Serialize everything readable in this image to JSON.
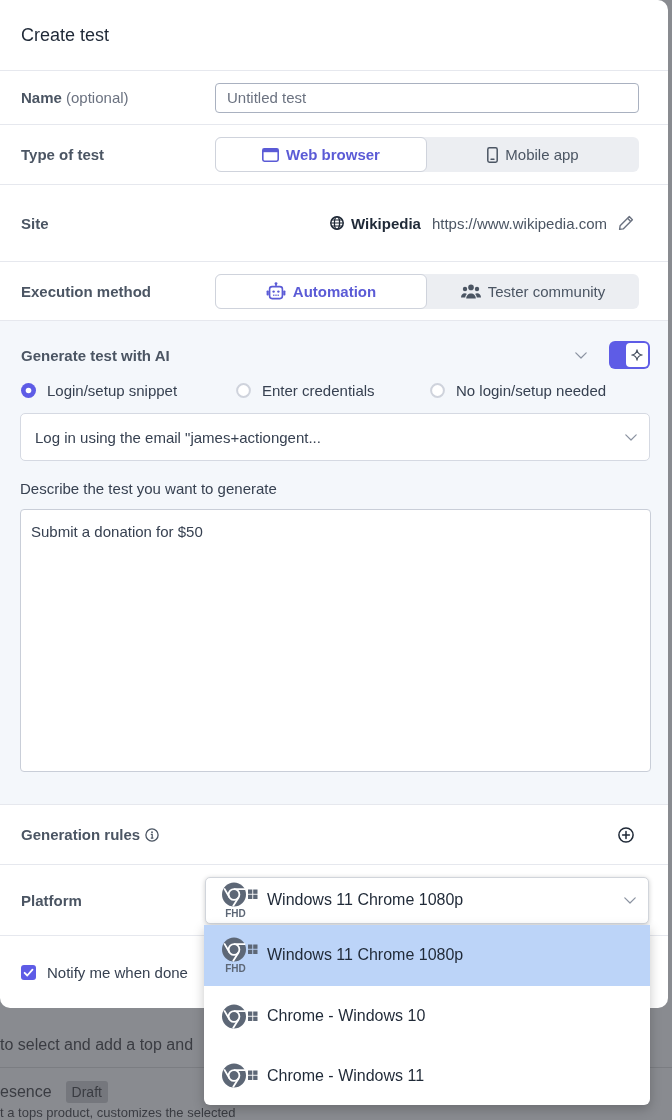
{
  "dialog": {
    "title": "Create test"
  },
  "name_field": {
    "label": "**Name** (optional)",
    "placeholder": "Untitled test"
  },
  "test_type": {
    "label": "Type of test",
    "options": [
      {
        "label": "Web browser",
        "selected": true
      },
      {
        "label": "Mobile app",
        "selected": false
      }
    ]
  },
  "site": {
    "label": "Site",
    "name": "Wikipedia",
    "url": "https://www.wikipedia.com"
  },
  "execution_method": {
    "label": "Execution method",
    "options": [
      {
        "label": "Automation",
        "selected": true
      },
      {
        "label": "Tester community",
        "selected": false
      }
    ]
  },
  "ai_generation": {
    "title": "Generate test with AI",
    "on": true,
    "login_options": [
      {
        "label": "Login/setup snippet",
        "selected": true
      },
      {
        "label": "Enter credentials",
        "selected": false
      },
      {
        "label": "No login/setup needed",
        "selected": false
      }
    ],
    "snippet": {
      "value": "Log in using the email \"james+actiongent..."
    },
    "description_label": "Describe the test you want to generate",
    "description": {
      "value": "Submit a donation for $50"
    }
  },
  "generation_rules": {
    "label": "Generation rules"
  },
  "platform": {
    "label": "Platform",
    "value": "Windows 11 Chrome 1080p",
    "badge": "FHD",
    "expanded": true,
    "options": [
      {
        "label": "Windows 11 Chrome 1080p",
        "badge": "FHD",
        "selected": true
      },
      {
        "label": "Chrome - Windows 10",
        "selected": false
      },
      {
        "label": "Chrome - Windows 11",
        "selected": false
      }
    ]
  },
  "notify": {
    "label": "Notify me when done",
    "checked": true
  },
  "background_page": {
    "text": "to select and add a top and",
    "item_title": "esence",
    "item_status": "Draft",
    "item_description": "t a tops product, customizes the selected"
  }
}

__Written task__. Return the listing above word for word, with the pictures removed.

__Exercise result__.
Serialize everything readable in this image to JSON.
{
  "dialog": {
    "title": "Create test"
  },
  "name_field": {
    "label": "**Name** (optional)",
    "placeholder": "Untitled test"
  },
  "test_type": {
    "label": "Type of test",
    "options": [
      {
        "label": "Web browser",
        "selected": true
      },
      {
        "label": "Mobile app",
        "selected": false
      }
    ]
  },
  "site": {
    "label": "Site",
    "name": "Wikipedia",
    "url": "https://www.wikipedia.com"
  },
  "execution_method": {
    "label": "Execution method",
    "options": [
      {
        "label": "Automation",
        "selected": true
      },
      {
        "label": "Tester community",
        "selected": false
      }
    ]
  },
  "ai_generation": {
    "title": "Generate test with AI",
    "on": true,
    "login_options": [
      {
        "label": "Login/setup snippet",
        "selected": true
      },
      {
        "label": "Enter credentials",
        "selected": false
      },
      {
        "label": "No login/setup needed",
        "selected": false
      }
    ],
    "snippet": {
      "value": "Log in using the email \"james+actiongent..."
    },
    "description_label": "Describe the test you want to generate",
    "description": {
      "value": "Submit a donation for $50"
    }
  },
  "generation_rules": {
    "label": "Generation rules"
  },
  "platform": {
    "label": "Platform",
    "value": "Windows 11 Chrome 1080p",
    "badge": "FHD",
    "expanded": true,
    "options": [
      {
        "label": "Windows 11 Chrome 1080p",
        "badge": "FHD",
        "selected": true
      },
      {
        "label": "Chrome - Windows 10",
        "selected": false
      },
      {
        "label": "Chrome - Windows 11",
        "selected": false
      }
    ]
  },
  "notify": {
    "label": "Notify me when done",
    "checked": true
  },
  "background_page": {
    "text": "to select and add a top and",
    "item_title": "esence",
    "item_status": "Draft",
    "item_description": "t a tops product, customizes the selected"
  }
}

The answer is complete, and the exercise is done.